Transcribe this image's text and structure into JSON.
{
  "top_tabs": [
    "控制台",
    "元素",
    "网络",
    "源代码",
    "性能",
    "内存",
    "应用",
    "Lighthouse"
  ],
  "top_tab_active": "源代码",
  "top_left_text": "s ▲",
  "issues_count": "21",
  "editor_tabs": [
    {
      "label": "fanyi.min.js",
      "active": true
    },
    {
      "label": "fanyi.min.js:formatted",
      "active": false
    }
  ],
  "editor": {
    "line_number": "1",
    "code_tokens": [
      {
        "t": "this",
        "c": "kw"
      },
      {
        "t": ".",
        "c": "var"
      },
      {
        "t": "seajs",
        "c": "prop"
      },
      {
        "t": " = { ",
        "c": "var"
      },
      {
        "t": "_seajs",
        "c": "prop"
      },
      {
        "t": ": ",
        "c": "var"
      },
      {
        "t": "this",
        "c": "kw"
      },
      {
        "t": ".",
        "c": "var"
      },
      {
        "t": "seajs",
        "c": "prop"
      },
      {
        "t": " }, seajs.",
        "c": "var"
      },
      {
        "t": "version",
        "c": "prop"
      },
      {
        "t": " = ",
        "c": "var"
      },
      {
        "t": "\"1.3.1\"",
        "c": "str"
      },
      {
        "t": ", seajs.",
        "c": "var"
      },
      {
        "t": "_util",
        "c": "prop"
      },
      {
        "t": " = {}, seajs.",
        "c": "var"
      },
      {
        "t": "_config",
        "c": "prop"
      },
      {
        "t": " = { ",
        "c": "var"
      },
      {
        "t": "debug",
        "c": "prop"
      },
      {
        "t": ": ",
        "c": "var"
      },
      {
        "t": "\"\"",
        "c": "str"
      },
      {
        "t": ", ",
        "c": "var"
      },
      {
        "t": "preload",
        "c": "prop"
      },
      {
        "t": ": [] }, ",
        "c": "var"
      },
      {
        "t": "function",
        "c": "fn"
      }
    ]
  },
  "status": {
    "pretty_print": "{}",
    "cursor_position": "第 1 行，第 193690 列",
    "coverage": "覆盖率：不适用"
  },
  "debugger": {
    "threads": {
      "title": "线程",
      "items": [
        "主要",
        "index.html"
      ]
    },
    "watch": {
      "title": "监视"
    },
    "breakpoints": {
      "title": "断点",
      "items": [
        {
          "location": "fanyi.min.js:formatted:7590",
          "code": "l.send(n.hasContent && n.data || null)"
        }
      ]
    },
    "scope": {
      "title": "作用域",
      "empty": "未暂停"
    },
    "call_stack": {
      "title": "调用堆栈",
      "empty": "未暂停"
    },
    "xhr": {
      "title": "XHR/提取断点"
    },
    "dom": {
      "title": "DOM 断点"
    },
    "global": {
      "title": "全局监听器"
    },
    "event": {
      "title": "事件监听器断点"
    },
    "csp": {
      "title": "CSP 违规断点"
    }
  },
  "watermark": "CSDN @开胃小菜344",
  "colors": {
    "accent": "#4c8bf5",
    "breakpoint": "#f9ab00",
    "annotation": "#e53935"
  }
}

- [Instructions to follow]: What is needed here is an exact reproduction of all the entries.

- [Exercise answer]:
Transcribe this image's text and structure into JSON.
{
  "top_tabs": [
    "控制台",
    "元素",
    "网络",
    "源代码",
    "性能",
    "内存",
    "应用",
    "Lighthouse"
  ],
  "top_tab_active": "源代码",
  "top_left_text": "s ▲",
  "issues_count": "21",
  "editor_tabs": [
    {
      "label": "fanyi.min.js",
      "active": true
    },
    {
      "label": "fanyi.min.js:formatted",
      "active": false
    }
  ],
  "editor": {
    "line_number": "1",
    "code_tokens": [
      {
        "t": "this",
        "c": "kw"
      },
      {
        "t": ".",
        "c": "var"
      },
      {
        "t": "seajs",
        "c": "prop"
      },
      {
        "t": " = { ",
        "c": "var"
      },
      {
        "t": "_seajs",
        "c": "prop"
      },
      {
        "t": ": ",
        "c": "var"
      },
      {
        "t": "this",
        "c": "kw"
      },
      {
        "t": ".",
        "c": "var"
      },
      {
        "t": "seajs",
        "c": "prop"
      },
      {
        "t": " }, seajs.",
        "c": "var"
      },
      {
        "t": "version",
        "c": "prop"
      },
      {
        "t": " = ",
        "c": "var"
      },
      {
        "t": "\"1.3.1\"",
        "c": "str"
      },
      {
        "t": ", seajs.",
        "c": "var"
      },
      {
        "t": "_util",
        "c": "prop"
      },
      {
        "t": " = {}, seajs.",
        "c": "var"
      },
      {
        "t": "_config",
        "c": "prop"
      },
      {
        "t": " = { ",
        "c": "var"
      },
      {
        "t": "debug",
        "c": "prop"
      },
      {
        "t": ": ",
        "c": "var"
      },
      {
        "t": "\"\"",
        "c": "str"
      },
      {
        "t": ", ",
        "c": "var"
      },
      {
        "t": "preload",
        "c": "prop"
      },
      {
        "t": ": [] }, ",
        "c": "var"
      },
      {
        "t": "function",
        "c": "fn"
      }
    ]
  },
  "status": {
    "pretty_print": "{}",
    "cursor_position": "第 1 行，第 193690 列",
    "coverage": "覆盖率：不适用"
  },
  "debugger": {
    "threads": {
      "title": "线程",
      "items": [
        "主要",
        "index.html"
      ]
    },
    "watch": {
      "title": "监视"
    },
    "breakpoints": {
      "title": "断点",
      "items": [
        {
          "location": "fanyi.min.js:formatted:7590",
          "code": "l.send(n.hasContent && n.data || null)"
        }
      ]
    },
    "scope": {
      "title": "作用域",
      "empty": "未暂停"
    },
    "call_stack": {
      "title": "调用堆栈",
      "empty": "未暂停"
    },
    "xhr": {
      "title": "XHR/提取断点"
    },
    "dom": {
      "title": "DOM 断点"
    },
    "global": {
      "title": "全局监听器"
    },
    "event": {
      "title": "事件监听器断点"
    },
    "csp": {
      "title": "CSP 违规断点"
    }
  },
  "watermark": "CSDN @开胃小菜344",
  "colors": {
    "accent": "#4c8bf5",
    "breakpoint": "#f9ab00",
    "annotation": "#e53935"
  }
}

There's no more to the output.